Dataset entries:
** Start **

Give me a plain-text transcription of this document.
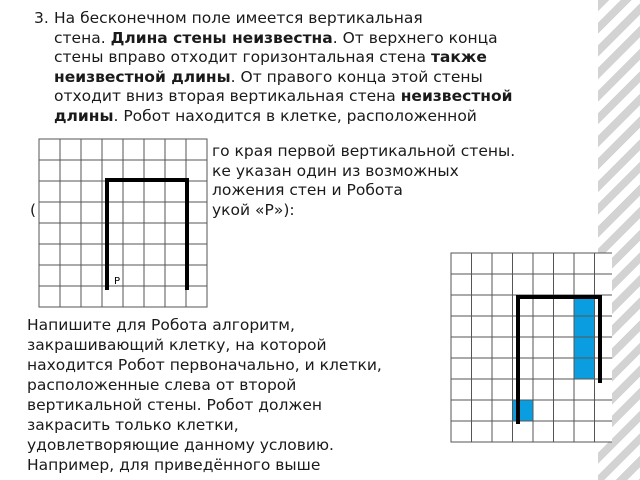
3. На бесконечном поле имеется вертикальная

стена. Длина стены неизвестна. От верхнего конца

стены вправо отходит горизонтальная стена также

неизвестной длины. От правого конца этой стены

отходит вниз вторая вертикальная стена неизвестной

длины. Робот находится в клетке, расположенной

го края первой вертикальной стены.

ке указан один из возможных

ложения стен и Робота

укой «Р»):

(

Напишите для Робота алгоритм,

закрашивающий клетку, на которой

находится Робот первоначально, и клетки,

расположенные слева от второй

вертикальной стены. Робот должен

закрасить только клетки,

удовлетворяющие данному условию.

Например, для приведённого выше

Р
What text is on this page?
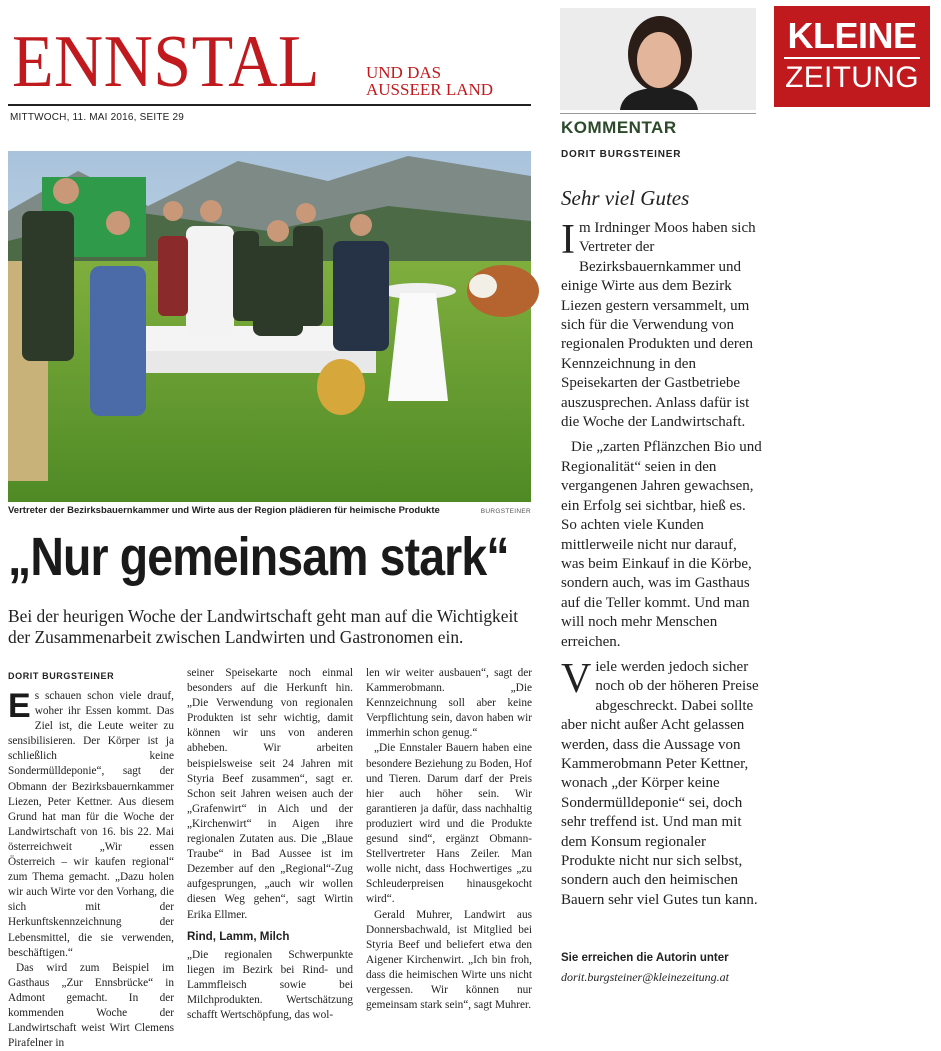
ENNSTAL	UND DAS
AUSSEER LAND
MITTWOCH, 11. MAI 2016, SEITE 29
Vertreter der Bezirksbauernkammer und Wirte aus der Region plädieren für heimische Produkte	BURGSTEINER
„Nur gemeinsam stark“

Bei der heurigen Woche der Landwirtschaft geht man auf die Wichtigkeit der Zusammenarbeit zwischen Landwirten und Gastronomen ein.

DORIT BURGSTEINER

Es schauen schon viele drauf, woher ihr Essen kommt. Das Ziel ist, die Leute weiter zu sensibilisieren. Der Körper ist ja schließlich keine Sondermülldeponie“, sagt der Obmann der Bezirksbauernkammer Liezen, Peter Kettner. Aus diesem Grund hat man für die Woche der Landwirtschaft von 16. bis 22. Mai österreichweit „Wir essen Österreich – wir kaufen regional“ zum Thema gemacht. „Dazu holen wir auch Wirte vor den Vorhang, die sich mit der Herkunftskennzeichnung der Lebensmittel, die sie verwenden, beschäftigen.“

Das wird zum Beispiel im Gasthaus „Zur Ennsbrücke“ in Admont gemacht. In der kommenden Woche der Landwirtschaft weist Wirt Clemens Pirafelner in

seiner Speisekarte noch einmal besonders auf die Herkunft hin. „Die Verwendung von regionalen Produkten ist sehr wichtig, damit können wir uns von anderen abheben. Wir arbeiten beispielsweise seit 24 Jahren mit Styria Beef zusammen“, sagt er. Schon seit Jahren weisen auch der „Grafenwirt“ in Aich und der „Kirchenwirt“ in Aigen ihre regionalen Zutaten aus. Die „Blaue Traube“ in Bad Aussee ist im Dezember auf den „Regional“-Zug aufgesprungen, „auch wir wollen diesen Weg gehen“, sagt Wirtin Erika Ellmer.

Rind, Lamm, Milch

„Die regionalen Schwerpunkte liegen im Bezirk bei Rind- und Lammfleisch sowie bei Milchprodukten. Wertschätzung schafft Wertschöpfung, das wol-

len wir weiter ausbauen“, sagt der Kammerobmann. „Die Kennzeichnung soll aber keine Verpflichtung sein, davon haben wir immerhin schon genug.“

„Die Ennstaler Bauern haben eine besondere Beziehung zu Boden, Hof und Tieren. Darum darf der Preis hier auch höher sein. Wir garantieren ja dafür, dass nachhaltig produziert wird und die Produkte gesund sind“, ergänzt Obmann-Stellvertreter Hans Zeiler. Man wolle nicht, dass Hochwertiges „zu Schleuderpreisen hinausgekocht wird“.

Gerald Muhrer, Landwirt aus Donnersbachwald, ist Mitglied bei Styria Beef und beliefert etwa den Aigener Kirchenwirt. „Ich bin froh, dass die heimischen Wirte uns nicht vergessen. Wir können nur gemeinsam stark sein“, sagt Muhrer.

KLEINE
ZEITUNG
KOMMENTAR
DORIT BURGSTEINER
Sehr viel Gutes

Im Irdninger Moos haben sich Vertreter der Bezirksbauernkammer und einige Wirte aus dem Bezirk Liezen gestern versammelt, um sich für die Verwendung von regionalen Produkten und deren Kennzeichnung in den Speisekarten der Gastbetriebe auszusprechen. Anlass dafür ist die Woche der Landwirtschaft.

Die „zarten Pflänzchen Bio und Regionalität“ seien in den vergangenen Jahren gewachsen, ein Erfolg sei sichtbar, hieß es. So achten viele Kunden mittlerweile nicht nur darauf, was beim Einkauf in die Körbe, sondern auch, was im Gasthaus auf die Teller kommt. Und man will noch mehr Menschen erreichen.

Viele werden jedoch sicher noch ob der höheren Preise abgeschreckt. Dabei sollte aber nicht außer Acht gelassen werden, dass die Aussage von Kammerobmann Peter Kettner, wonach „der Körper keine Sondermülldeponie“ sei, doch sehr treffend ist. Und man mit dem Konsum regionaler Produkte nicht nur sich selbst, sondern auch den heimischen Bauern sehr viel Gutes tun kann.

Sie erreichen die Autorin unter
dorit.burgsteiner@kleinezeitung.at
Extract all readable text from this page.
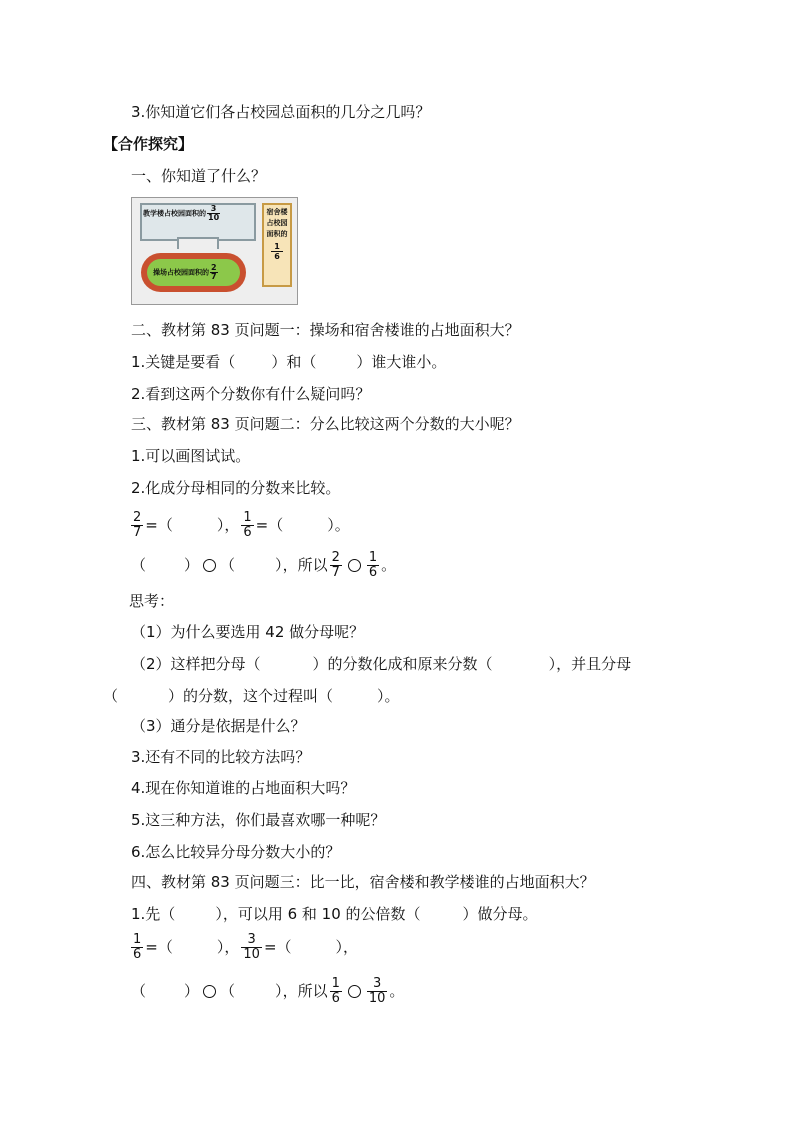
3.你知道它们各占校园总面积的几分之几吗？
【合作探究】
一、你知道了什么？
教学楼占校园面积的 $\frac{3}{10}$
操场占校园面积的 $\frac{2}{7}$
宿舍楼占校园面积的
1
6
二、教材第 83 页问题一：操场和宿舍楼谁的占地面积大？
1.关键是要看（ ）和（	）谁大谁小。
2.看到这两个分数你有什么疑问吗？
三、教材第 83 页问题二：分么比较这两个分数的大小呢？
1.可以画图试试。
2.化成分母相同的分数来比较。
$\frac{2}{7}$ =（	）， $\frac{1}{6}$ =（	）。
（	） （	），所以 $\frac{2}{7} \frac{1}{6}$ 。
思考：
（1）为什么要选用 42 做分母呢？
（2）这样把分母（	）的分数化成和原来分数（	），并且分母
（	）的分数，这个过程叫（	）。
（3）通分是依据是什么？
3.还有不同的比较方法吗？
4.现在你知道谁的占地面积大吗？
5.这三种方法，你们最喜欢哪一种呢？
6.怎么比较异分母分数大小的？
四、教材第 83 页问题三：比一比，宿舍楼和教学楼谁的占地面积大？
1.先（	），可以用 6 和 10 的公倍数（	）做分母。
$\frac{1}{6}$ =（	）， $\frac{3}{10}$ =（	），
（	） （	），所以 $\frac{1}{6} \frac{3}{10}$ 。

** End **
** Start **

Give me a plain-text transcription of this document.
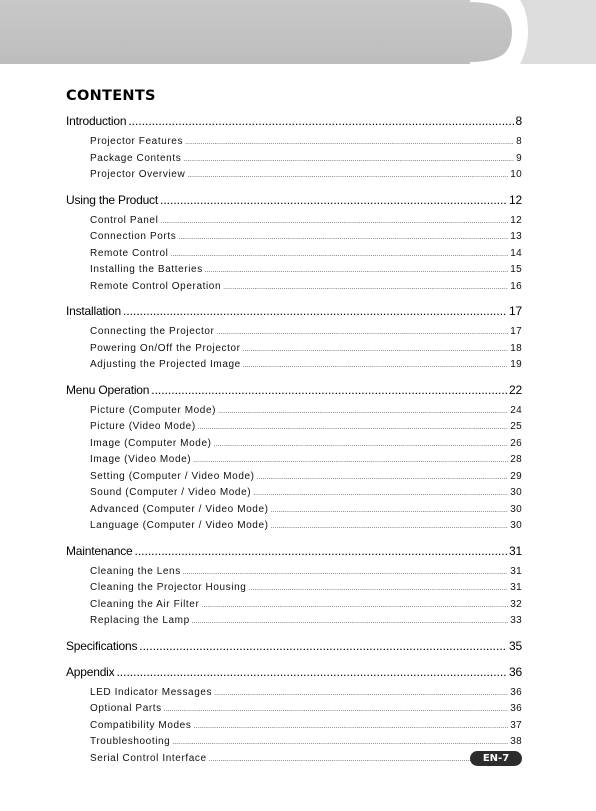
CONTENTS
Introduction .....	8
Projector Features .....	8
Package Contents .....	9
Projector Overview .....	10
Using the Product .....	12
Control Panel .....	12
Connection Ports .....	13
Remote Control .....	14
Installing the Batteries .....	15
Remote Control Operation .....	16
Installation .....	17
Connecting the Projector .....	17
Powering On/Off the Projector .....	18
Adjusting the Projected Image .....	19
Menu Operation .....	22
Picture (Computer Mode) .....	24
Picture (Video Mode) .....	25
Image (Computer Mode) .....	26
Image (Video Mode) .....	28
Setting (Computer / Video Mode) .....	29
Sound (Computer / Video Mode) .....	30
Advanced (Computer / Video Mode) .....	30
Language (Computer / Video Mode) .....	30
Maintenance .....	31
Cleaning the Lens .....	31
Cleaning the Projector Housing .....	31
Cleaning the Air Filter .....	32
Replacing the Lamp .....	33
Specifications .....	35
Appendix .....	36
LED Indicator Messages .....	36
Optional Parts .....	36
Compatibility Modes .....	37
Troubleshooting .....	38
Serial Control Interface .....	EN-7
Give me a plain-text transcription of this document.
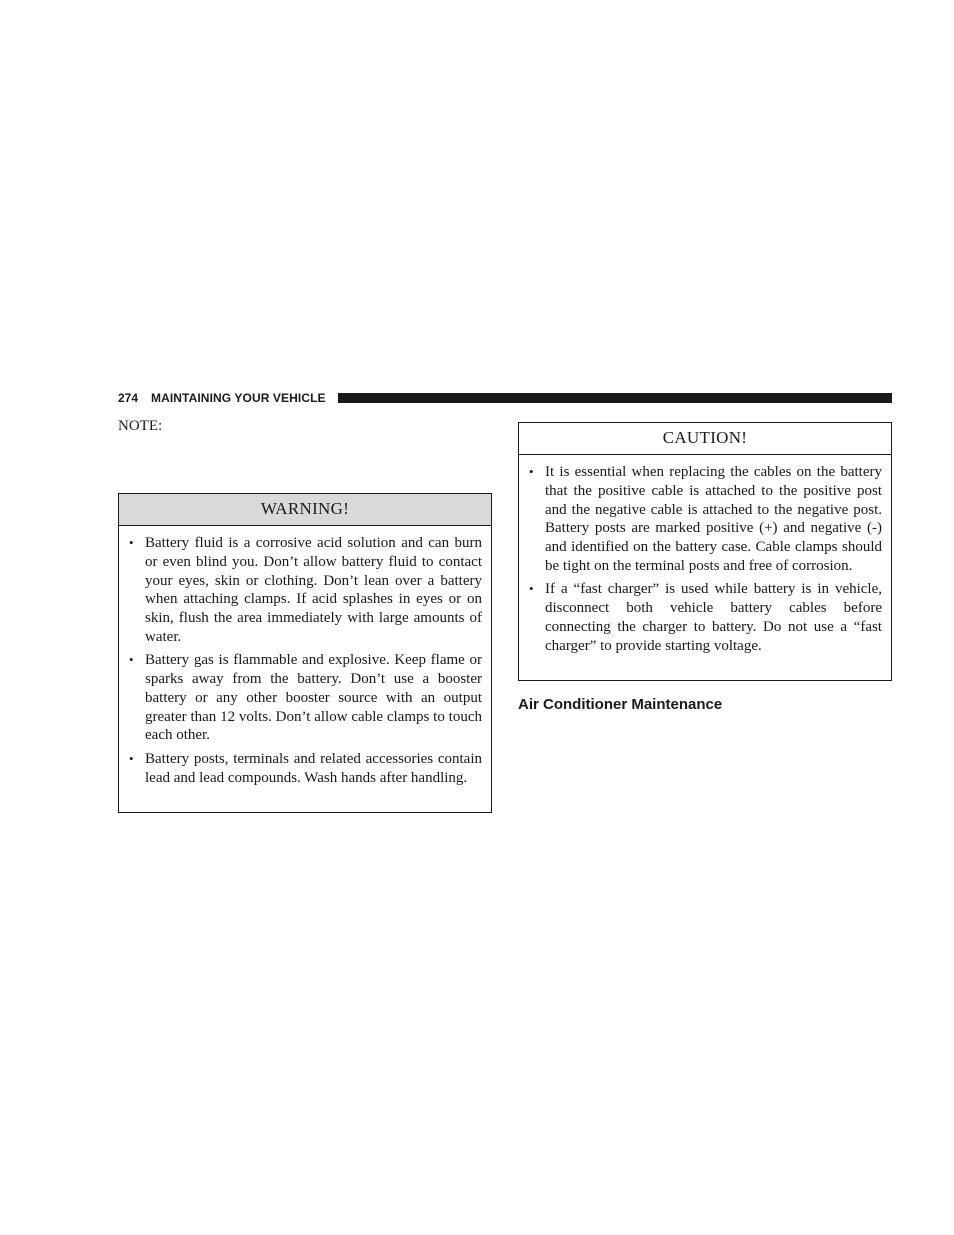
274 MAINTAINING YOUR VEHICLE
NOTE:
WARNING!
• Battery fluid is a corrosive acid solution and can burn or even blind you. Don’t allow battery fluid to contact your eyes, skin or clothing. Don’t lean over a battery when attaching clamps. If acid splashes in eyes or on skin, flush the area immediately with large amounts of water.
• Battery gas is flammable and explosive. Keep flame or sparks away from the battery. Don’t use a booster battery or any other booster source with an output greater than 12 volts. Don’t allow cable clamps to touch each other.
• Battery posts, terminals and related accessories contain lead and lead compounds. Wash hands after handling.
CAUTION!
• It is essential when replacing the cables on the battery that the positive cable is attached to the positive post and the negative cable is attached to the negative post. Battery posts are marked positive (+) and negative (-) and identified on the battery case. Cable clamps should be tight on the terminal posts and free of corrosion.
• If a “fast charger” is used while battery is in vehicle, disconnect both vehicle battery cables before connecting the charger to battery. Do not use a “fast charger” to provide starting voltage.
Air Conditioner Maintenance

** End **

* Objective
Collect each line holding the string "Styria".

* Correct answer
seiner Speisekarte noch einmal besonders auf die Herkunft hin. „Die Verwendung von regionalen Produkten ist sehr wichtig, damit können wir uns von anderen abheben. Wir arbeiten beispielsweise seit 24 Jahren mit Styria Beef zusammen“, sagt er. Schon seit Jahren weisen auch der „Grafenwirt“ in Aich und der „Kirchenwirt“ in Aigen ihre regionalen Zutaten aus. Die „Blaue Traube“ in Bad Aussee ist im Dezember auf den „Regional“-Zug aufgesprungen, „auch wir wollen diesen Weg gehen“, sagt Wirtin Erika Ellmer.
Gerald Muhrer, Landwirt aus Donnersbachwald, ist Mitglied bei Styria Beef und beliefert etwa den Aigener Kirchenwirt. „Ich bin froh, dass die heimischen Wirte uns nicht vergessen. Wir können nur gemeinsam stark sein“, sagt Muhrer.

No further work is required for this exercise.